◆ Given task: Locate the word "delle" in the material, then show every line that holds it.

* Begin Data listing *

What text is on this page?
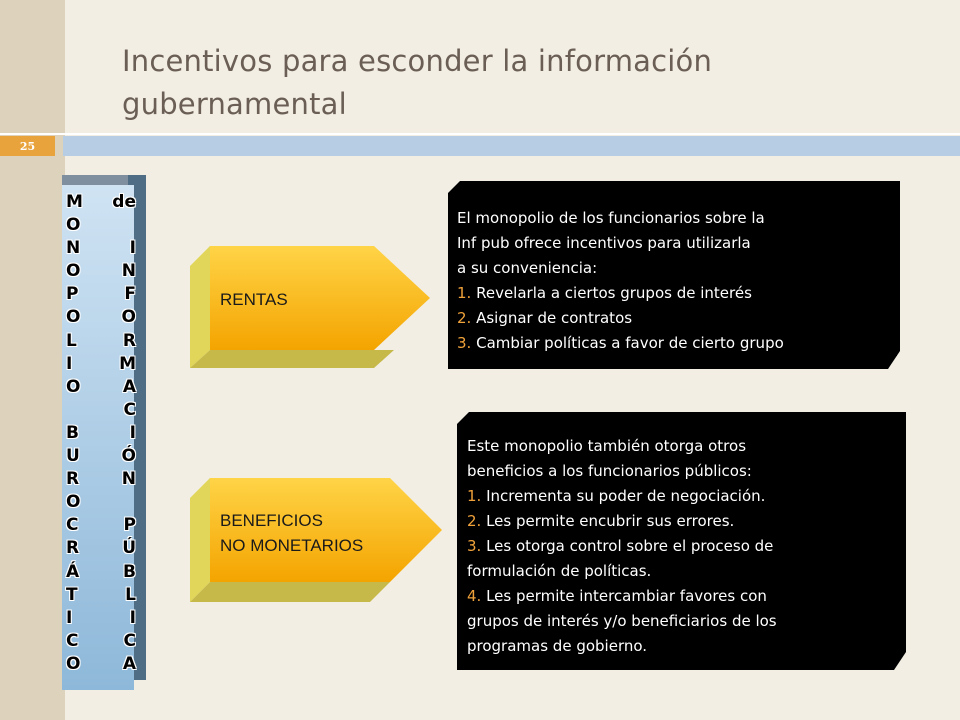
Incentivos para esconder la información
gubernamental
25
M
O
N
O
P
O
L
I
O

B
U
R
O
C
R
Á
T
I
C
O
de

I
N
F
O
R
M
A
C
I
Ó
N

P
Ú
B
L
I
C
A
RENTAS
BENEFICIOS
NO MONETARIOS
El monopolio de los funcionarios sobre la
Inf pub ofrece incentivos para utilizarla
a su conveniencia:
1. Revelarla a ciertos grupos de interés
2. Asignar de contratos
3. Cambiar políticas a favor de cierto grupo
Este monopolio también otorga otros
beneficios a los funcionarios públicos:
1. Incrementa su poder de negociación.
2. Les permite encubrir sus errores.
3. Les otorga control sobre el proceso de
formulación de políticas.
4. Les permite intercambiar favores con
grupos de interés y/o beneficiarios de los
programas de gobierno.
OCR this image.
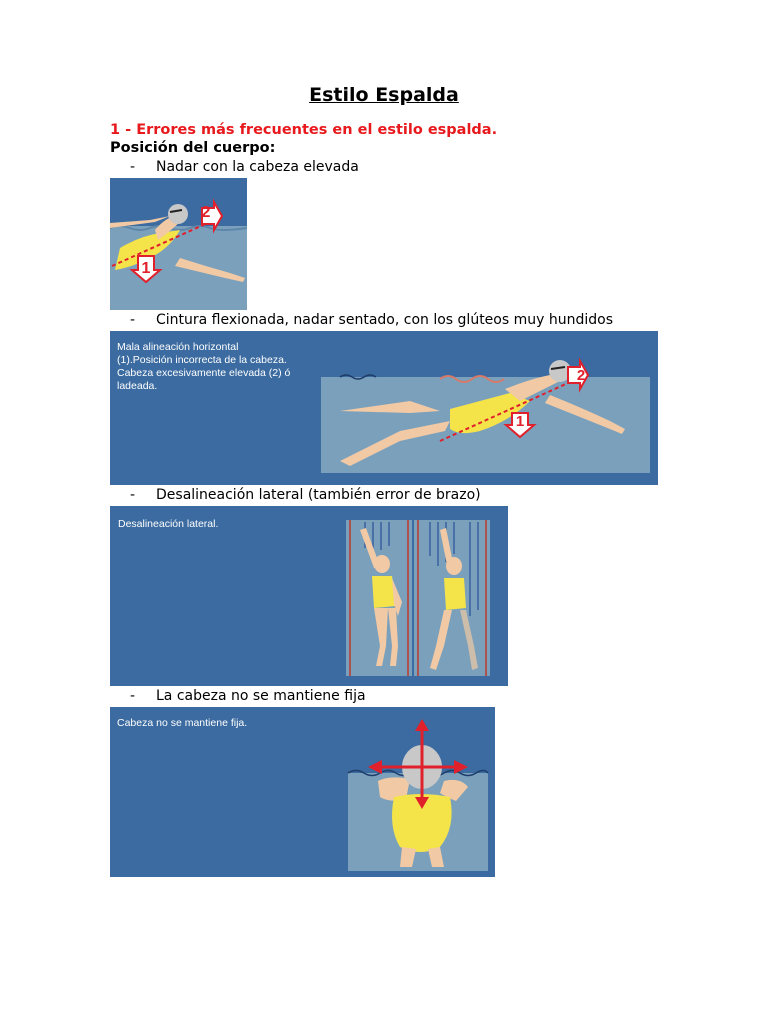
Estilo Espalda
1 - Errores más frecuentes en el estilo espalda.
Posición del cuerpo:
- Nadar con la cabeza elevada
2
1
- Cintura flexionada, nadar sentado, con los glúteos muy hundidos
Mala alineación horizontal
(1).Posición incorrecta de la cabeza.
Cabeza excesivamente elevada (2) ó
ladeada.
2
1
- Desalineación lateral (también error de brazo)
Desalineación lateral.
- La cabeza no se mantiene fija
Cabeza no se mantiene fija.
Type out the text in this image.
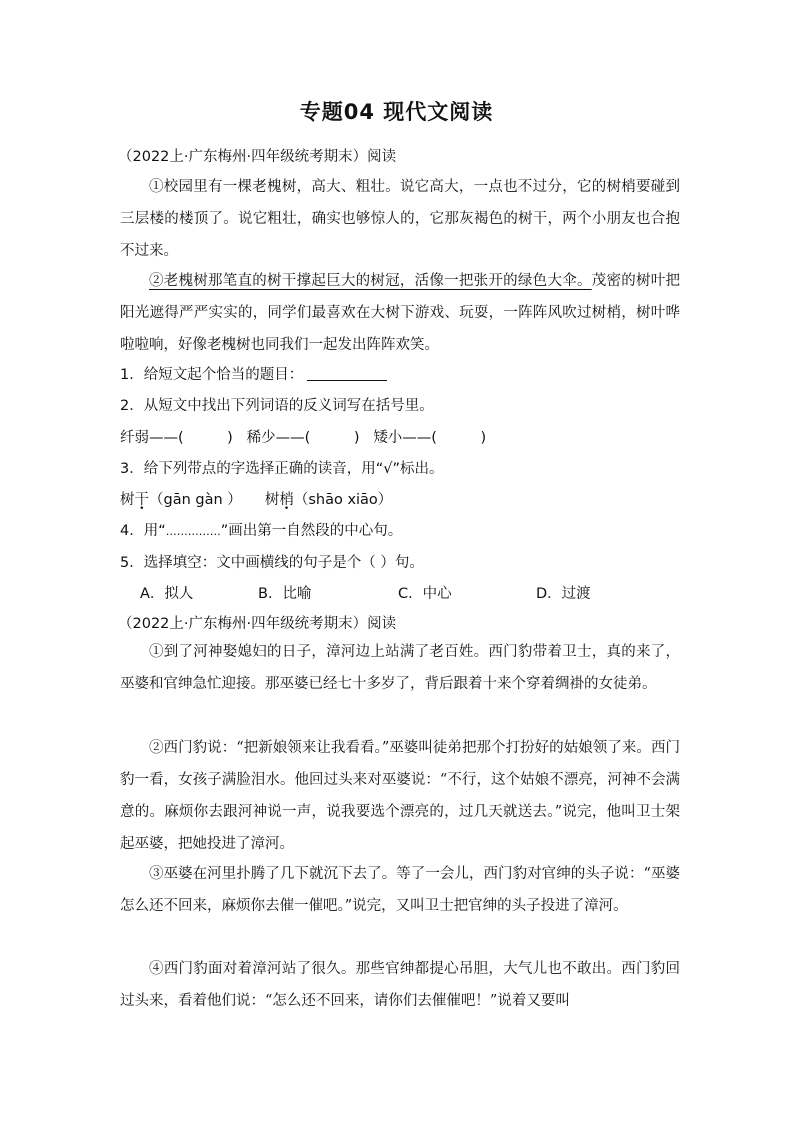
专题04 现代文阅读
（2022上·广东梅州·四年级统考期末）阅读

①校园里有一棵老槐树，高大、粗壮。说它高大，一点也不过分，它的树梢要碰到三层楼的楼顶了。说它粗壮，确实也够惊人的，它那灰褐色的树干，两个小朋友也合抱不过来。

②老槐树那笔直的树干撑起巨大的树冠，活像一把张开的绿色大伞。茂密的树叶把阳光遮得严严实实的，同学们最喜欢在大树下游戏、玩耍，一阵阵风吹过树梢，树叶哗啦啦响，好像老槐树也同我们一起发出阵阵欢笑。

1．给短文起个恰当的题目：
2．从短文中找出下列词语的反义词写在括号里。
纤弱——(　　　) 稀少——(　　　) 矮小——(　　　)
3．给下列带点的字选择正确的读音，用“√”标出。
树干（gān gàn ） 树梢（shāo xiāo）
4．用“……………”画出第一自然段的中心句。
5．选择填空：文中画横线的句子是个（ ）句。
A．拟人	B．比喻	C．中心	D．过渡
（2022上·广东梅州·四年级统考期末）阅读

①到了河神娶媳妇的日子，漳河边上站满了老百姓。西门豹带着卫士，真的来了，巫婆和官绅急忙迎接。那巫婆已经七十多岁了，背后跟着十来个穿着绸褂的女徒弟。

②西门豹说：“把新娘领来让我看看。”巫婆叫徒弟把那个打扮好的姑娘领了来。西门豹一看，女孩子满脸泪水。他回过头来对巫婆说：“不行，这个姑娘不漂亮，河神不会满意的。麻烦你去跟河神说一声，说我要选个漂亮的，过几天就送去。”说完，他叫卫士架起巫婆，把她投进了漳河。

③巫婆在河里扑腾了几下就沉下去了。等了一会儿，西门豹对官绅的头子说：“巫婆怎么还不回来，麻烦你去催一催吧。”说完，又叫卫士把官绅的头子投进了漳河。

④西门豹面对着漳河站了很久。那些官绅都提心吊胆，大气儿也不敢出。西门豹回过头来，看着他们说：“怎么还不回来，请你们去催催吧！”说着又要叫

* End Data listing *
* Begin Data listing *

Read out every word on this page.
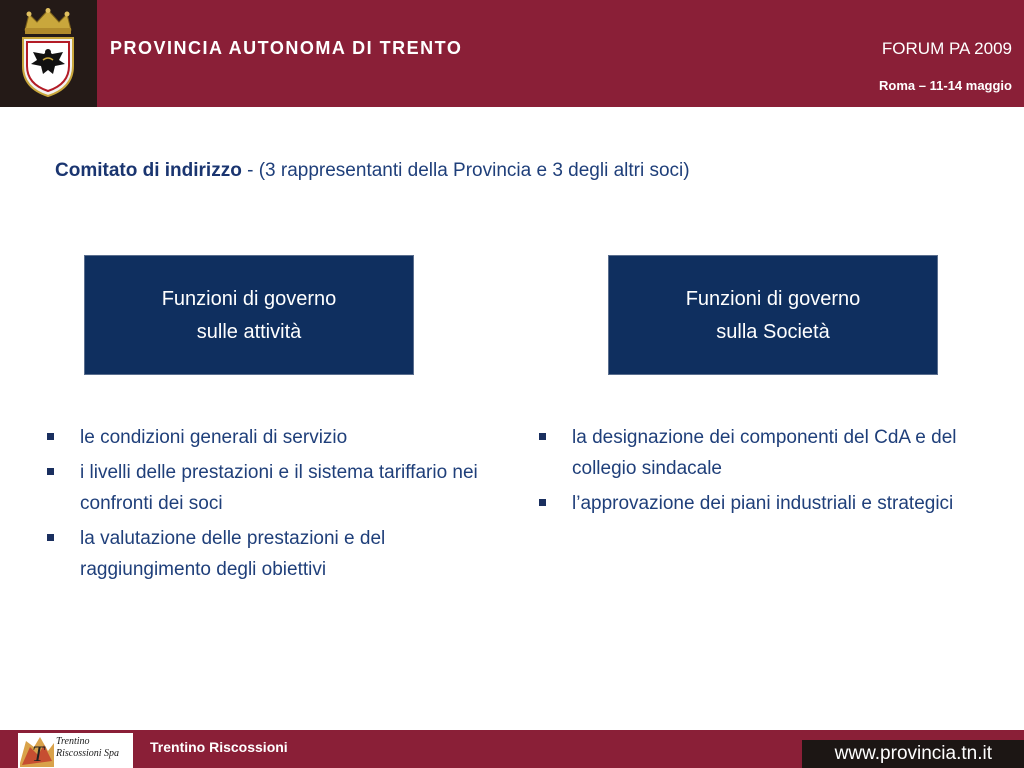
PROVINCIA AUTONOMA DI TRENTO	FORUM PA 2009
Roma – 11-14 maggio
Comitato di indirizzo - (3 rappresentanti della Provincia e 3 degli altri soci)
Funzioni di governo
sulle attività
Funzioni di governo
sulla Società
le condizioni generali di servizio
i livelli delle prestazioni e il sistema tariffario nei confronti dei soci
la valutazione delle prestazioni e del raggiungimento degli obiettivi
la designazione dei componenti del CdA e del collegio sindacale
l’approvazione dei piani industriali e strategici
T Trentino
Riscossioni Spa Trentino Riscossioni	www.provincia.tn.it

* End Data listing *

◆ Expected answer:
i livelli delle prestazioni e il sistema tariffario nei confronti dei soci
la valutazione delle prestazioni e del raggiungimento degli obiettivi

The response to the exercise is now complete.